__Stated exercise__. Gather every line below where "nivel" appears.

Dataset items:
>> Start
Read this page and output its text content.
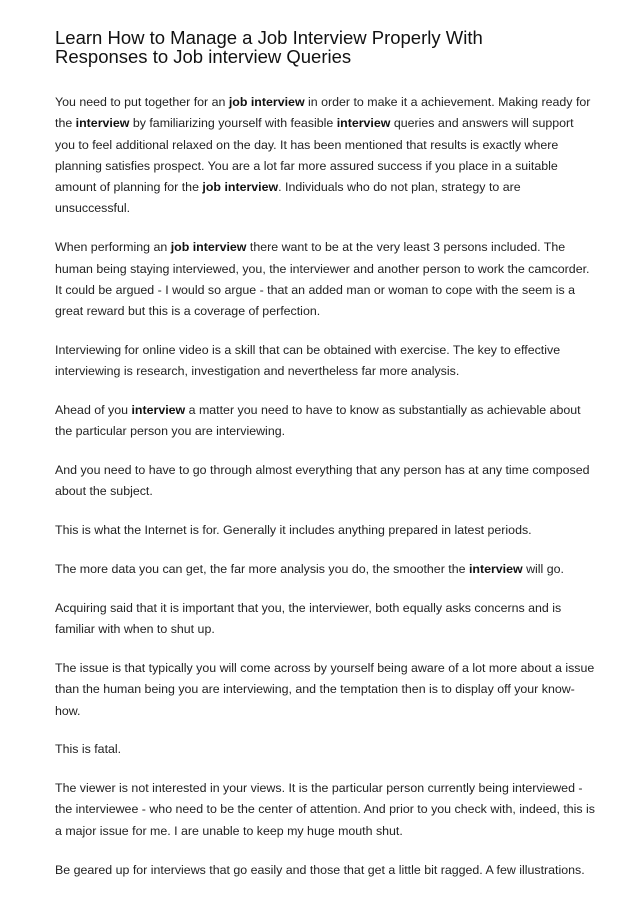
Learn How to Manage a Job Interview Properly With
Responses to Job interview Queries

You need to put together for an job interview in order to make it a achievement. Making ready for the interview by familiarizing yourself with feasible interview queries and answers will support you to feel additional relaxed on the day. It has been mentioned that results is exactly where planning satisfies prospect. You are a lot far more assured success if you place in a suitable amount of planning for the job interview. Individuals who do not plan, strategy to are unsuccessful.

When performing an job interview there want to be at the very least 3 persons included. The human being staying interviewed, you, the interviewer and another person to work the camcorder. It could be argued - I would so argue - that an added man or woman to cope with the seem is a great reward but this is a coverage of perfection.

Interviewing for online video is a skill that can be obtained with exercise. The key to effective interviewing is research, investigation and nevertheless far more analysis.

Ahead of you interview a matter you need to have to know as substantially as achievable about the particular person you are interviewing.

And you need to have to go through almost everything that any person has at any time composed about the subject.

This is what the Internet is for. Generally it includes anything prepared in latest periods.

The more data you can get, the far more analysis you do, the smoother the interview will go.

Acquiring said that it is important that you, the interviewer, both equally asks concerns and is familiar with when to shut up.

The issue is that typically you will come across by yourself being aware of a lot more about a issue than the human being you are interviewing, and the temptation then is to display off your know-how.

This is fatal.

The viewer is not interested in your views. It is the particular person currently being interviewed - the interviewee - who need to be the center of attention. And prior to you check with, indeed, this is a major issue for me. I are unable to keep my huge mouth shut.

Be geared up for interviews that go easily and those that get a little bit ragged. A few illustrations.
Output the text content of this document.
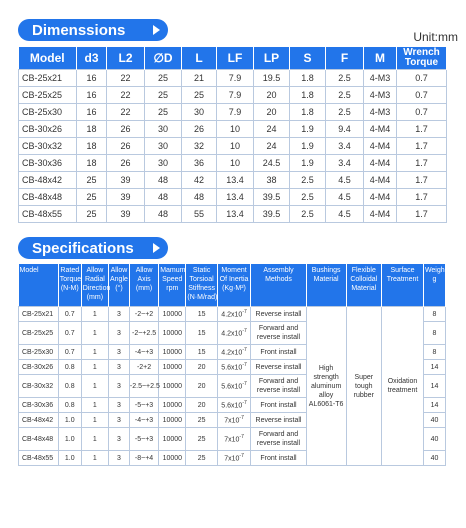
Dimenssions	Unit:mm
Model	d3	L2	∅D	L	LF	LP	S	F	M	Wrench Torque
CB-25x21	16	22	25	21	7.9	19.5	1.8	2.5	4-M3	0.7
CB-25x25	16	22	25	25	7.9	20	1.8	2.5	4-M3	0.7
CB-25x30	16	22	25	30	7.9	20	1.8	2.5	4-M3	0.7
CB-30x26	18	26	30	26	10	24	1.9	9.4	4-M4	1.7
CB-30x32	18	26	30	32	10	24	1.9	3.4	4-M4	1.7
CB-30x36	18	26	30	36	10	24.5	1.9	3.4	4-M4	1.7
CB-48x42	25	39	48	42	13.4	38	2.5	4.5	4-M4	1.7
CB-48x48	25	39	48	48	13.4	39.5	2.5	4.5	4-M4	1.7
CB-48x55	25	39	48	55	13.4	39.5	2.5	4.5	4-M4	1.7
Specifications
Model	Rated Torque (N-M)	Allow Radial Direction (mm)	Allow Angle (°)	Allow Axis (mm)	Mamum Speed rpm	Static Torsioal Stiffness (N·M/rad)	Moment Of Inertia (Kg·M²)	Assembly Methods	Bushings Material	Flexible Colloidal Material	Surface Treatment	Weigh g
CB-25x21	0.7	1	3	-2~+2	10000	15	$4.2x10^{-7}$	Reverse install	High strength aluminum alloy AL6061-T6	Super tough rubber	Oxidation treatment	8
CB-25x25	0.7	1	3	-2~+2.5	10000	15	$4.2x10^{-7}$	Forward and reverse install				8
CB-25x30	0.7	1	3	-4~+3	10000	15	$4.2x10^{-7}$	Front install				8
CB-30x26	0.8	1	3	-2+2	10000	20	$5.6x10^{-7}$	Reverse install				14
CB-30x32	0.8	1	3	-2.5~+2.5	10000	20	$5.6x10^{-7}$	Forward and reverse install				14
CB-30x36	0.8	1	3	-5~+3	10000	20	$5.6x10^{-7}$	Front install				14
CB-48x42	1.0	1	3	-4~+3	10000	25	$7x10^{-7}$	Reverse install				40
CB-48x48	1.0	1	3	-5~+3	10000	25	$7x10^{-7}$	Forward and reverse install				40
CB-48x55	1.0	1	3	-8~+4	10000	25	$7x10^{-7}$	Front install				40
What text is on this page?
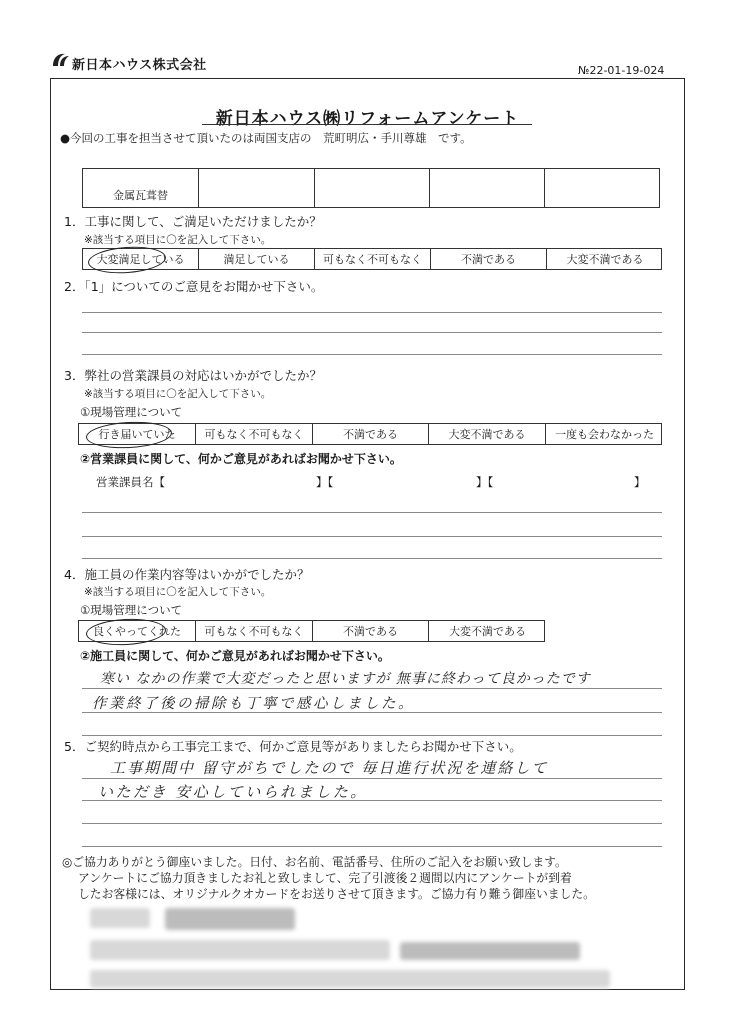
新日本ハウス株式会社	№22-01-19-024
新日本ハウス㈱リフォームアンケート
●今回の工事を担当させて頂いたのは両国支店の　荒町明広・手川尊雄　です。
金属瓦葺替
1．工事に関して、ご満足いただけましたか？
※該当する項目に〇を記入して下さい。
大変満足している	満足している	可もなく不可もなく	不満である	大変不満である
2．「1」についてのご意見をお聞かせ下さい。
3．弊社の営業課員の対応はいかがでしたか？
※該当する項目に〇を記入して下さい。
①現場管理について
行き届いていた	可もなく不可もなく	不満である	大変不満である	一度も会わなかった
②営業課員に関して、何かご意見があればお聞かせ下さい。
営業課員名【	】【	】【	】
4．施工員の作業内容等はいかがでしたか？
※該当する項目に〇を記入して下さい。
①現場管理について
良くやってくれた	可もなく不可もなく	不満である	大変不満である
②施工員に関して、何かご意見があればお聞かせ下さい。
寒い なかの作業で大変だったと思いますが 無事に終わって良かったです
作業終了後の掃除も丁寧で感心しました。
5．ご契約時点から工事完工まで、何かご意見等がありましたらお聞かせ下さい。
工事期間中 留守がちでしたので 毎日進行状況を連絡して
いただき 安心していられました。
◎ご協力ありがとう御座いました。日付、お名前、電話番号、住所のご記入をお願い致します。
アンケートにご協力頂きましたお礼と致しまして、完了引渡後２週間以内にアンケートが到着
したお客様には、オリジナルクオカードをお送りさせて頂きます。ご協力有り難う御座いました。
>> End
>> Start
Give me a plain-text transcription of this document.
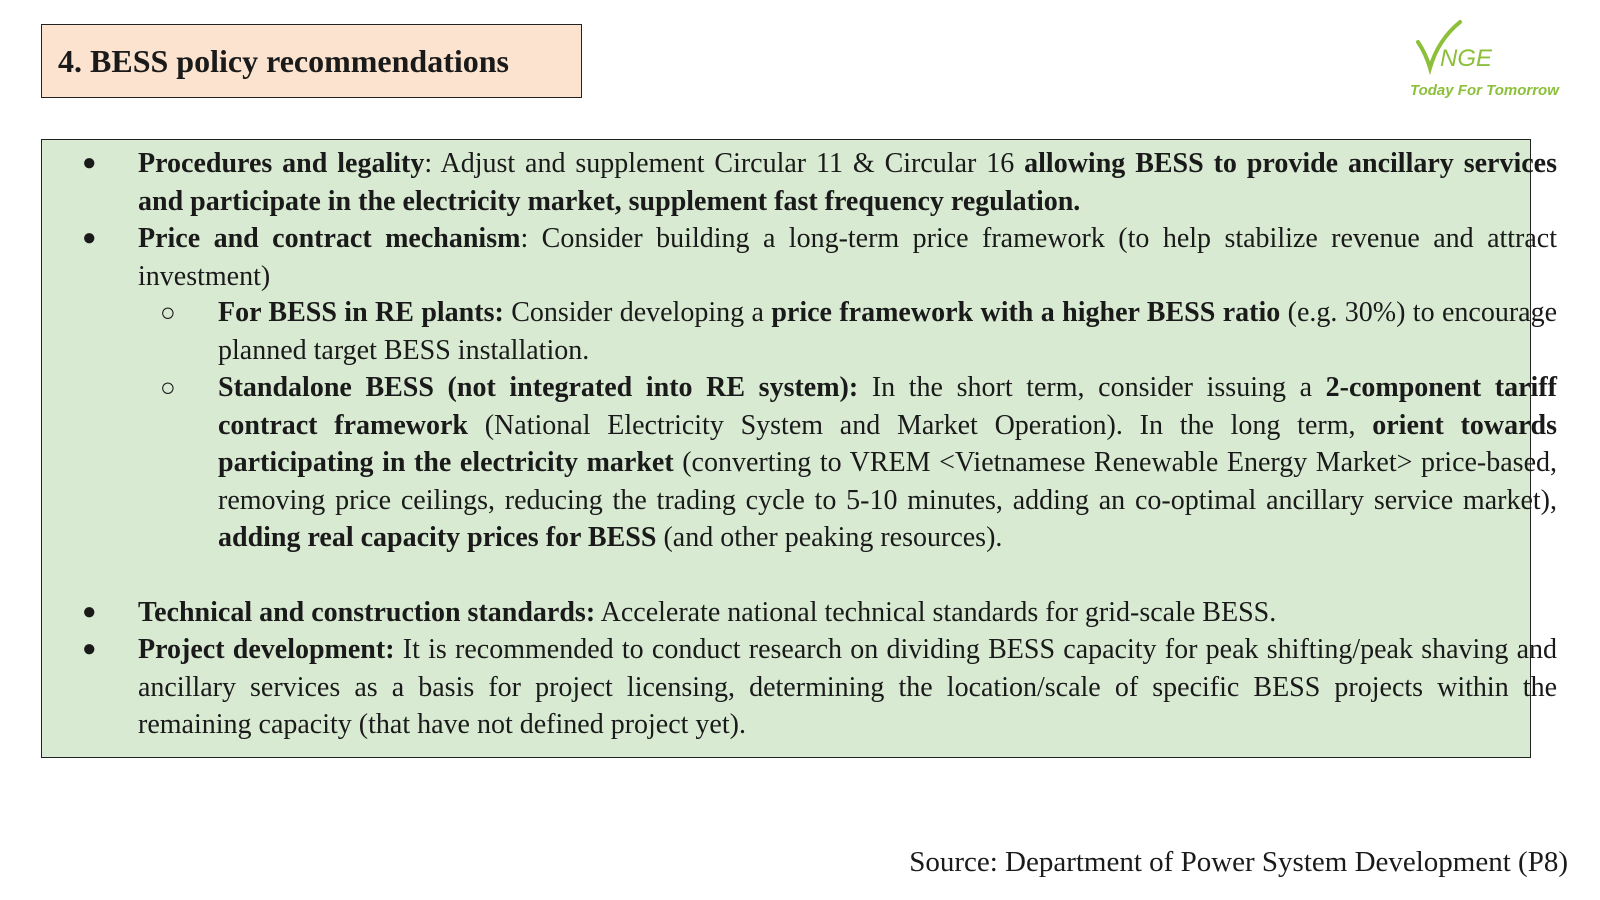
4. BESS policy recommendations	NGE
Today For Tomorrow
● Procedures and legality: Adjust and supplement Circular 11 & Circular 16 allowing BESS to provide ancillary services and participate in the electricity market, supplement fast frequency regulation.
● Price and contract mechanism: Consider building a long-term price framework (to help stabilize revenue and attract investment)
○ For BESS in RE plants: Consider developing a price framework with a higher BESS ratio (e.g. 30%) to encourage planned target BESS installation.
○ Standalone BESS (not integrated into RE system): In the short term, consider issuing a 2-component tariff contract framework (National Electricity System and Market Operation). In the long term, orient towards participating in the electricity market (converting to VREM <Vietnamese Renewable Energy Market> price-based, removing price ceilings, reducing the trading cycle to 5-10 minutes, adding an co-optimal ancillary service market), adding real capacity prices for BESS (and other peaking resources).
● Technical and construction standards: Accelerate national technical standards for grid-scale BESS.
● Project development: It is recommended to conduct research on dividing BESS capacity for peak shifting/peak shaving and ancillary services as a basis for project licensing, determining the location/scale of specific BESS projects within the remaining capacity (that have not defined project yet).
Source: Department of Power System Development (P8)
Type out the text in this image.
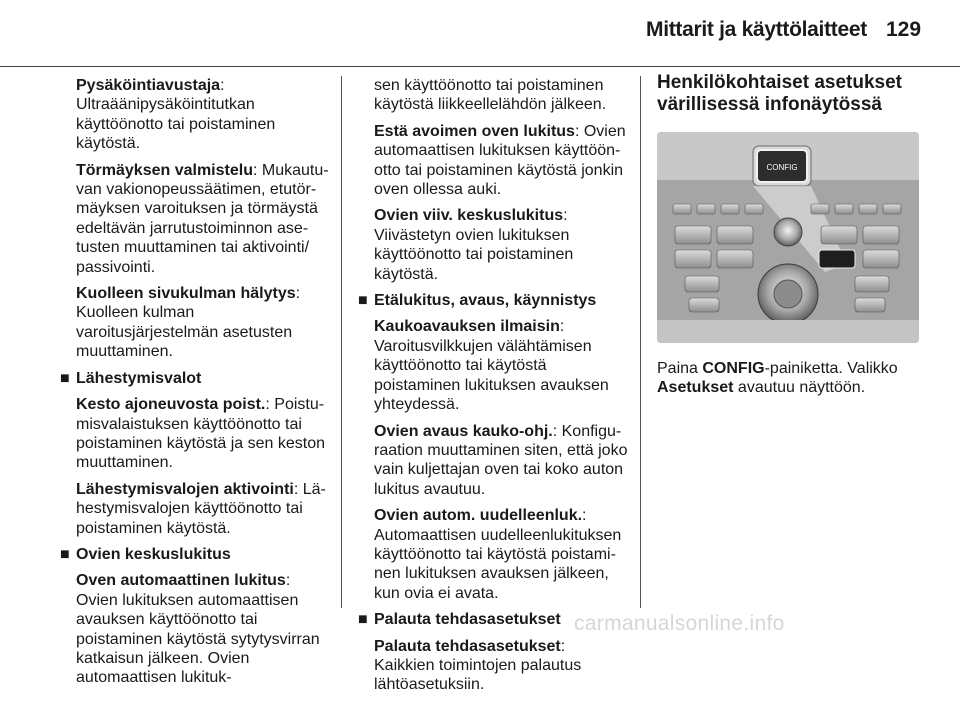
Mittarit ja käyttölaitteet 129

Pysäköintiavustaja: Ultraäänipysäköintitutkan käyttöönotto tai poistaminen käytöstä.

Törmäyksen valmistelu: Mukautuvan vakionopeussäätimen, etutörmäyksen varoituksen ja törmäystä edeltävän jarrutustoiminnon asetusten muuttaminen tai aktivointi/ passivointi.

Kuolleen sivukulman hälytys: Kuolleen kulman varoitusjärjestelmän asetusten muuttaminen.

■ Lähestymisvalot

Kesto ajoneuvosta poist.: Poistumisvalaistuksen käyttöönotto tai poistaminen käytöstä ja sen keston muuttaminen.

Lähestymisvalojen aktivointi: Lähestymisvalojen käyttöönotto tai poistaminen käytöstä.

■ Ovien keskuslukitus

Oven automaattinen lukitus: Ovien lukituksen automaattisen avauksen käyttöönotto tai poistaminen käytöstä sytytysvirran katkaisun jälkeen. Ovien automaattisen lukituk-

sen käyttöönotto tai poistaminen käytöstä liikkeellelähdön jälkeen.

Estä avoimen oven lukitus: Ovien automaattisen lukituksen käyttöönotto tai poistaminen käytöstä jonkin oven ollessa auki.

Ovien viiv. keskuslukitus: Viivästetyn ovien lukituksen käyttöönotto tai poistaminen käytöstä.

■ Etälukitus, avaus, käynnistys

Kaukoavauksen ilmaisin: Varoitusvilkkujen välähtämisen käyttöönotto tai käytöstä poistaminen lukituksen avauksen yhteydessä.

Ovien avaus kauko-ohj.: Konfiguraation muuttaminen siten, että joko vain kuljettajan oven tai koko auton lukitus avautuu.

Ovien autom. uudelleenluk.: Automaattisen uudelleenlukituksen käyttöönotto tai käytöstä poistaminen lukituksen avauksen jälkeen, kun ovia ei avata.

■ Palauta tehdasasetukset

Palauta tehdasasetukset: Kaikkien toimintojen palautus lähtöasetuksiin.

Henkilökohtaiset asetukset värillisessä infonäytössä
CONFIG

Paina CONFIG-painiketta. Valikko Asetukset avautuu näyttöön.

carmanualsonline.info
>> End
>> Start
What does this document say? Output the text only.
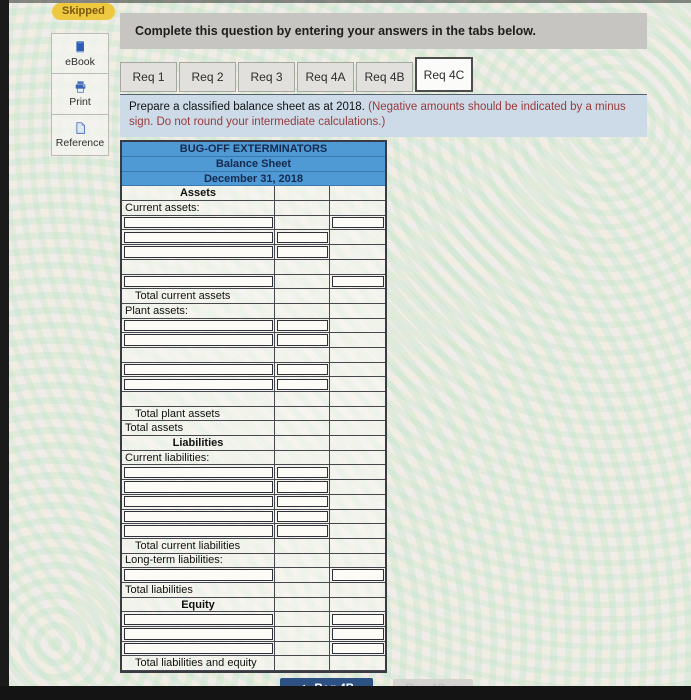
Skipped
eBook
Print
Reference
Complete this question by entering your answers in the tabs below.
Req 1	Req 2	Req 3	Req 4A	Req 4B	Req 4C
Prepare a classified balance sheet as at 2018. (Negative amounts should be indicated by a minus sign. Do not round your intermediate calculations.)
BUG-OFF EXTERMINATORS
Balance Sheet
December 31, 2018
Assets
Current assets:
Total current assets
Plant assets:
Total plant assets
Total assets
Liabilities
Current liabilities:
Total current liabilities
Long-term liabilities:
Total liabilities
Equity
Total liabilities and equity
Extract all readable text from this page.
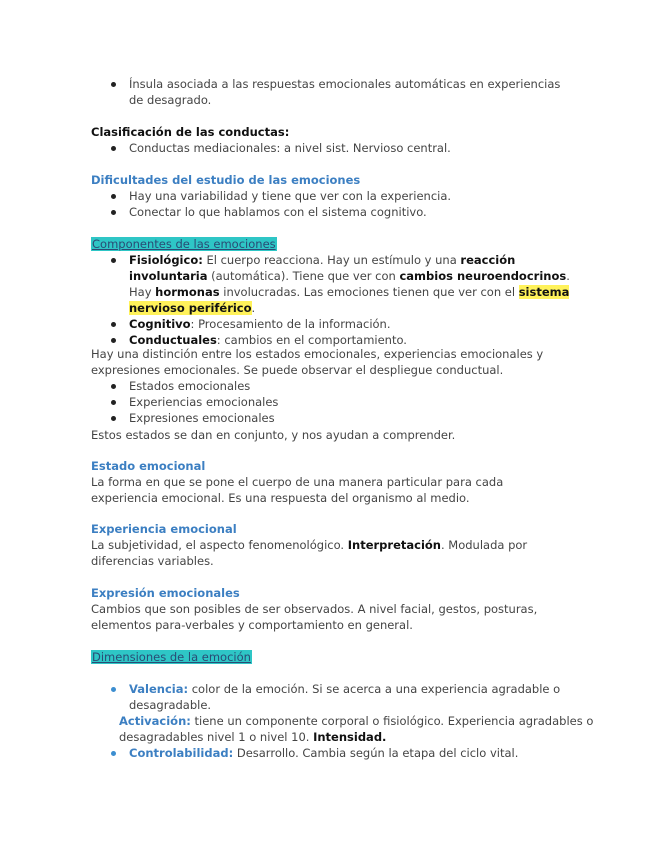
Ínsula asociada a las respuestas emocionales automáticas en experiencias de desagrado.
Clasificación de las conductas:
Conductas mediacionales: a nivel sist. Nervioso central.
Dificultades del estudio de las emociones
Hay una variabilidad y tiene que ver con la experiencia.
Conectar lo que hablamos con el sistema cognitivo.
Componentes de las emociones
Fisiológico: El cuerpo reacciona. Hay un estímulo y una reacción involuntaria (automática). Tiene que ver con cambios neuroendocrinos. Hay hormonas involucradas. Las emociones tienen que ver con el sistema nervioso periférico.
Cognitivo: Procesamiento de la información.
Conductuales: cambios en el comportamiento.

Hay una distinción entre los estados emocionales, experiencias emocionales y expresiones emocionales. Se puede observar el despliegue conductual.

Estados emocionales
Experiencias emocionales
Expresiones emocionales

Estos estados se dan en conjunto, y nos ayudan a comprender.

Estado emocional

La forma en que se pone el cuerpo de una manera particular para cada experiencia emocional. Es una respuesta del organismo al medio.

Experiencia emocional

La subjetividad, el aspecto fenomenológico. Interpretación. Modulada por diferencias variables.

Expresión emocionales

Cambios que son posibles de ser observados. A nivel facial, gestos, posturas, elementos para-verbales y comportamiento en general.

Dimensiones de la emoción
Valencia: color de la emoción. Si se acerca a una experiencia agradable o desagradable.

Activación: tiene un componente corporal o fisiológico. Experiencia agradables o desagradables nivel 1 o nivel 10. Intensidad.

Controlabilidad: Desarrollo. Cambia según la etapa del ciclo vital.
>> End
__Written answer__.
Conductas mediacionales: a nivel sist. Nervioso central.
Cambios que son posibles de ser observados. A nivel facial, gestos, posturas, elementos para-verbales y comportamiento en general.
Activación: tiene un componente corporal o fisiológico. Experiencia agradables o desagradables nivel 1 o nivel 10. Intensidad.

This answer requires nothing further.